### The task
Reproduce every entry exactly as shown.

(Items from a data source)
◇ ◇ ◇ ◇ ◇ ◇ ◇
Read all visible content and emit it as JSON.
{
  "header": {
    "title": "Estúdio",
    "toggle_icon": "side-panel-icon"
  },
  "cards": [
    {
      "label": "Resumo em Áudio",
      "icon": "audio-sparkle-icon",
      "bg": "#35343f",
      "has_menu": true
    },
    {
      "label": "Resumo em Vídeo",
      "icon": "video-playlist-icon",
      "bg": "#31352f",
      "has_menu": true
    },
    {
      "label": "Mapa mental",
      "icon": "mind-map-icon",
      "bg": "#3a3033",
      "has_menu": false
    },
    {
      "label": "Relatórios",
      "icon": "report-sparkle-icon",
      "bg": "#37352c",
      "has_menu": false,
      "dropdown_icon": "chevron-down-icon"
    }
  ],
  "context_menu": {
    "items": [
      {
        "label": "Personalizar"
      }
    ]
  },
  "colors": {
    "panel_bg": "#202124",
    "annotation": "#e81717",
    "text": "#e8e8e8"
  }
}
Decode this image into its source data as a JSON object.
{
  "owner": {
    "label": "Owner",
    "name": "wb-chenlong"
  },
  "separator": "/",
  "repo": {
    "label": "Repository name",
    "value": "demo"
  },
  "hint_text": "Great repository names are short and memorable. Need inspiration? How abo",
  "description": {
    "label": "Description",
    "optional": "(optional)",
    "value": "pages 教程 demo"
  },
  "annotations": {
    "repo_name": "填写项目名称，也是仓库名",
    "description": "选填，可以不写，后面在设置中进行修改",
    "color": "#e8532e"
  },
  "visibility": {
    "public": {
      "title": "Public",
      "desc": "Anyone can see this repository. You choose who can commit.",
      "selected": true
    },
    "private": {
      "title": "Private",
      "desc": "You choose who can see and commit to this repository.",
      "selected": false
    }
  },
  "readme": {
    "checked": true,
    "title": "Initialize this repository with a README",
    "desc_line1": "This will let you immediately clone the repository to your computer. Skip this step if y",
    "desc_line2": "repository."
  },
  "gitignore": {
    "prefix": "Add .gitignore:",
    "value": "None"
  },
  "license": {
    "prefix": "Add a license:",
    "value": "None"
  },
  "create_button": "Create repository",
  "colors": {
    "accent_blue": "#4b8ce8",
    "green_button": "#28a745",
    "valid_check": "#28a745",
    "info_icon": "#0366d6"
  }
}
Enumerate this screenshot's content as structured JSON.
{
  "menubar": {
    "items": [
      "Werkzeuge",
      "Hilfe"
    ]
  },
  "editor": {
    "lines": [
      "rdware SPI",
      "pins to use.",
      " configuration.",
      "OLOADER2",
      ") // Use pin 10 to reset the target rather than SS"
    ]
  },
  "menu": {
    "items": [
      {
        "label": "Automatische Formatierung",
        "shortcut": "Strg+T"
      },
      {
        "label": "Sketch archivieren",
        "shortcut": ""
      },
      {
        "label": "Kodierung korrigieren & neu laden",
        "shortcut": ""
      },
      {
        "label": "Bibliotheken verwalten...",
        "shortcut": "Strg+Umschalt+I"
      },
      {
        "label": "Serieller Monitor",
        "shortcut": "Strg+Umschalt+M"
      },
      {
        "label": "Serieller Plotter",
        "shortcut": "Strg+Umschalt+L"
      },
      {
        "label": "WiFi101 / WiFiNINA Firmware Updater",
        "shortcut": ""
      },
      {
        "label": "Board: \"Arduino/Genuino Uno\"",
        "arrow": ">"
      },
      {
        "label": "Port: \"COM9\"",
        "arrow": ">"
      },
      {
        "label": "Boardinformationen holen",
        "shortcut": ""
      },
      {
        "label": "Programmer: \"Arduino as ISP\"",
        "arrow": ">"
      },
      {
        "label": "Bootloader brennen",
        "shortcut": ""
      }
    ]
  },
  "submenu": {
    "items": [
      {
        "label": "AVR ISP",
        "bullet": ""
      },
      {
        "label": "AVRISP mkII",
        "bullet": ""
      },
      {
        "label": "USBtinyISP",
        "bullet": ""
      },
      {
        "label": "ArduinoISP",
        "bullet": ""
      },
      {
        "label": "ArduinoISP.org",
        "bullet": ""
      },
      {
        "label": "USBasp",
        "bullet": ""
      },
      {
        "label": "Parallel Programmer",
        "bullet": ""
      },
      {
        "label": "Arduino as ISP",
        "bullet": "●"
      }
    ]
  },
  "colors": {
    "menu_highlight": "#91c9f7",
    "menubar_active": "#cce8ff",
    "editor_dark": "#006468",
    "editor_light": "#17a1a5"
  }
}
◇ ◇ ◇ ◇ ◇ ◇ ◇
### Written response
Read all visible content and emit it as JSON.
{
  "header": {
    "title": "Estúdio",
    "toggle_icon": "side-panel-icon"
  },
  "cards": [
    {
      "label": "Resumo em Áudio",
      "icon": "audio-sparkle-icon",
      "bg": "#35343f",
      "has_menu": true
    },
    {
      "label": "Resumo em Vídeo",
      "icon": "video-playlist-icon",
      "bg": "#31352f",
      "has_menu": true
    },
    {
      "label": "Mapa mental",
      "icon": "mind-map-icon",
      "bg": "#3a3033",
      "has_menu": false
    },
    {
      "label": "Relatórios",
      "icon": "report-sparkle-icon",
      "bg": "#37352c",
      "has_menu": false,
      "dropdown_icon": "chevron-down-icon"
    }
  ],
  "context_menu": {
    "items": [
      {
        "label": "Personalizar"
      }
    ]
  },
  "colors": {
    "panel_bg": "#202124",
    "annotation": "#e81717",
    "text": "#e8e8e8"
  }
}
Decode this image into its source data as a JSON object.
{
  "owner": {
    "label": "Owner",
    "name": "wb-chenlong"
  },
  "separator": "/",
  "repo": {
    "label": "Repository name",
    "value": "demo"
  },
  "hint_text": "Great repository names are short and memorable. Need inspiration? How abo",
  "description": {
    "label": "Description",
    "optional": "(optional)",
    "value": "pages 教程 demo"
  },
  "annotations": {
    "repo_name": "填写项目名称，也是仓库名",
    "description": "选填，可以不写，后面在设置中进行修改",
    "color": "#e8532e"
  },
  "visibility": {
    "public": {
      "title": "Public",
      "desc": "Anyone can see this repository. You choose who can commit.",
      "selected": true
    },
    "private": {
      "title": "Private",
      "desc": "You choose who can see and commit to this repository.",
      "selected": false
    }
  },
  "readme": {
    "checked": true,
    "title": "Initialize this repository with a README",
    "desc_line1": "This will let you immediately clone the repository to your computer. Skip this step if y",
    "desc_line2": "repository."
  },
  "gitignore": {
    "prefix": "Add .gitignore:",
    "value": "None"
  },
  "license": {
    "prefix": "Add a license:",
    "value": "None"
  },
  "create_button": "Create repository",
  "colors": {
    "accent_blue": "#4b8ce8",
    "green_button": "#28a745",
    "valid_check": "#28a745",
    "info_icon": "#0366d6"
  }
}
Enumerate this screenshot's content as structured JSON.
{
  "menubar": {
    "items": [
      "Werkzeuge",
      "Hilfe"
    ]
  },
  "editor": {
    "lines": [
      "rdware SPI",
      "pins to use.",
      " configuration.",
      "OLOADER2",
      ") // Use pin 10 to reset the target rather than SS"
    ]
  },
  "menu": {
    "items": [
      {
        "label": "Automatische Formatierung",
        "shortcut": "Strg+T"
      },
      {
        "label": "Sketch archivieren",
        "shortcut": ""
      },
      {
        "label": "Kodierung korrigieren & neu laden",
        "shortcut": ""
      },
      {
        "label": "Bibliotheken verwalten...",
        "shortcut": "Strg+Umschalt+I"
      },
      {
        "label": "Serieller Monitor",
        "shortcut": "Strg+Umschalt+M"
      },
      {
        "label": "Serieller Plotter",
        "shortcut": "Strg+Umschalt+L"
      },
      {
        "label": "WiFi101 / WiFiNINA Firmware Updater",
        "shortcut": ""
      },
      {
        "label": "Board: \"Arduino/Genuino Uno\"",
        "arrow": ">"
      },
      {
        "label": "Port: \"COM9\"",
        "arrow": ">"
      },
      {
        "label": "Boardinformationen holen",
        "shortcut": ""
      },
      {
        "label": "Programmer: \"Arduino as ISP\"",
        "arrow": ">"
      },
      {
        "label": "Bootloader brennen",
        "shortcut": ""
      }
    ]
  },
  "submenu": {
    "items": [
      {
        "label": "AVR ISP",
        "bullet": ""
      },
      {
        "label": "AVRISP mkII",
        "bullet": ""
      },
      {
        "label": "USBtinyISP",
        "bullet": ""
      },
      {
        "label": "ArduinoISP",
        "bullet": ""
      },
      {
        "label": "ArduinoISP.org",
        "bullet": ""
      },
      {
        "label": "USBasp",
        "bullet": ""
      },
      {
        "label": "Parallel Programmer",
        "bullet": ""
      },
      {
        "label": "Arduino as ISP",
        "bullet": "●"
      }
    ]
  },
  "colors": {
    "menu_highlight": "#91c9f7",
    "menubar_active": "#cce8ff",
    "editor_dark": "#006468",
    "editor_light": "#17a1a5"
  }
}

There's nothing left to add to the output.